Direction 1 |
According to the circuit problem, what is the inductance of the inductor?

Page text |
************

Question

A series ac circuit consists of an inductor having a reactance of 80 Ω and an inductance of 190 mH, a 40-Ω resistor, a capacitor whose reactance is 100 Ω, and an ac source. The rms current in the circuit is measured to be 2.2 A. What is the rms voltage of the source?

Answer 1

V = IZ

V = rms voltage, I = rms current, Z = total circuit impedance

The impedance Z of a device is sometimes expressed as the sum of a real and imaginary component:

Z = R + jX

R = resistance, j = $\sqrt{-1}$, X = reactance

The impedance of a capacitor is -j/(ωC)

ω = ac source frequency, C = capacitance

We can see that the impedance of a capacitor has no real component and has a negative imaginary component, that is to say:

Z = -jX, where we're given X = 100Ω, so Z = -j100Ω

The impedance of an inductor is jωL, ω = source frequency, L = inductance

We can see that the impedance of an inductor has no real component and has a positive imaginary component, that is to say:

Z = jX, where we're given X = 80Ω, so Z = j80Ω

The impedance of a resistor is simply R, R = resistance

WE can see that the impedance of a resistor has a positive real component and no imaginary component, that is to say:

Z = R, where we're given R = 40Ω, so Z = 40Ω

Add up the impedances to get the total impedance:

Z = 40Ω + j80Ω - j100Ω = (40-j80)Ω

To get the rms source voltage, we multiply the rms current I and the impedance Z. These two quantities will be complex numbers, and the math behind multiplying two complex numbers involves multiplying their magnitudes. We already have the magnitude of the rms current 2.2A, so let's calculate the magnitude of the impedance:

|Z| = √(40²+(-80)²)Ω = 89.44Ω

Now let's calculate the rms source voltage V = IZ:

V = 2.2A(89.44Ω)

V = 197V

************

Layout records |
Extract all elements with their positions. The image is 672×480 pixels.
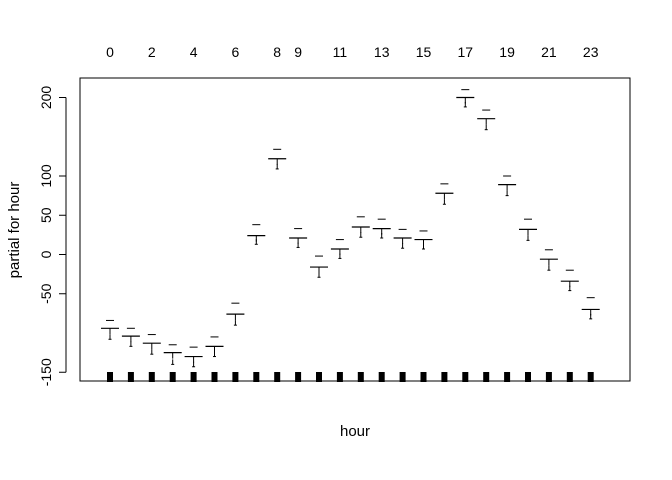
data-point-23 xyxy=(581,297,600,320)
rug-mark xyxy=(399,372,406,382)
data-point-12 xyxy=(351,216,370,238)
rug-mark xyxy=(483,372,490,382)
x-top-tick-label: 17 xyxy=(458,44,474,60)
rug-mark xyxy=(107,372,113,382)
rug-mark xyxy=(587,372,594,382)
rug-mark xyxy=(148,372,155,382)
x-top-tick-label: 0 xyxy=(106,44,114,60)
data-point-11 xyxy=(330,239,349,259)
data-point-17 xyxy=(456,89,475,108)
x-top-axis: 0 2 4 6 8 9 11 13 15 17 19 21 23 xyxy=(106,44,599,60)
rug-mark xyxy=(441,372,448,382)
rug-mark xyxy=(127,372,134,382)
y-tick-label: 50 xyxy=(38,207,54,223)
x-top-tick-label: 15 xyxy=(416,44,432,60)
y-tick-label: 200 xyxy=(38,86,54,110)
rug-marks xyxy=(107,372,594,382)
rug-mark xyxy=(525,372,531,382)
data-point-8 xyxy=(268,148,287,170)
rug-mark xyxy=(545,372,552,382)
y-tick-label: 0 xyxy=(38,250,54,258)
rug-mark xyxy=(211,372,218,382)
rug-mark xyxy=(274,372,281,382)
rug-mark xyxy=(190,372,197,382)
data-point-10 xyxy=(310,255,328,278)
rug-mark xyxy=(357,372,364,382)
x-axis-label: hour xyxy=(340,423,370,440)
data-point-6 xyxy=(226,302,245,326)
rug-mark xyxy=(253,372,260,382)
data-point-21 xyxy=(539,249,558,271)
data-point-2 xyxy=(142,334,161,355)
rug-mark xyxy=(420,372,427,382)
x-top-tick-label: 13 xyxy=(374,44,390,60)
data-point-15 xyxy=(414,230,433,250)
x-top-tick-label: 23 xyxy=(583,44,599,60)
rug-mark xyxy=(504,372,511,382)
data-point-19 xyxy=(498,175,517,197)
data-point-1 xyxy=(121,327,140,347)
rug-mark xyxy=(462,372,469,382)
rug-mark xyxy=(378,372,385,382)
data-point-22 xyxy=(560,269,579,292)
y-tick-label: -150 xyxy=(38,358,54,386)
x-top-tick-label: 6 xyxy=(232,44,240,60)
x-top-tick-label: 9 xyxy=(294,44,302,60)
y-axis: -150 -50 0 50 100 200 xyxy=(38,86,67,386)
x-top-tick-label: 4 xyxy=(190,44,198,60)
data-point-16 xyxy=(435,183,454,205)
data-point-3 xyxy=(163,344,182,365)
data-point-13 xyxy=(372,218,391,239)
x-top-tick-label: 21 xyxy=(541,44,557,60)
data-point-4 xyxy=(184,346,203,368)
x-top-tick-label: 11 xyxy=(333,44,348,60)
rug-mark xyxy=(316,372,322,382)
rug-mark xyxy=(566,372,573,382)
rug-mark xyxy=(295,372,302,382)
x-top-tick-label: 19 xyxy=(499,44,515,60)
rug-mark xyxy=(232,372,239,382)
data-point-18 xyxy=(477,109,496,131)
data-point-5 xyxy=(205,336,224,358)
data-point-9 xyxy=(289,228,308,248)
rug-mark xyxy=(169,372,176,382)
rug-mark xyxy=(336,372,343,382)
plot-frame xyxy=(79,77,631,382)
y-axis-label: partial for hour xyxy=(6,182,23,279)
data-point-20 xyxy=(519,218,537,241)
data-point-0 xyxy=(101,319,119,340)
data-marks xyxy=(101,89,600,368)
x-top-tick-label: 2 xyxy=(148,44,156,60)
data-point-7 xyxy=(247,224,266,245)
y-tick-label: -50 xyxy=(38,283,54,303)
x-top-tick-label: 8 xyxy=(273,44,281,60)
data-point-14 xyxy=(393,228,412,249)
y-tick-label: 100 xyxy=(38,164,54,188)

************

Direction 2 |
Turn the listing lines, from the line with "data-point-23 xyxy=(581,297,600,320)" up to and including the line with "rug-mark xyxy=(587,372,594,382)", into a numbered list, leaving out blank lines.

Written answer 1 |
190 mH

Written answer 2 |
1. data-point-23 xyxy=(581,297,600,320)
2. rug-mark xyxy=(399,372,406,382)
3. data-point-12 xyxy=(351,216,370,238)
4. rug-mark xyxy=(483,372,490,382)
5. x-top-tick-label: 17 xyxy=(458,44,474,60)
6. rug-mark xyxy=(107,372,113,382)
7. rug-mark xyxy=(587,372,594,382)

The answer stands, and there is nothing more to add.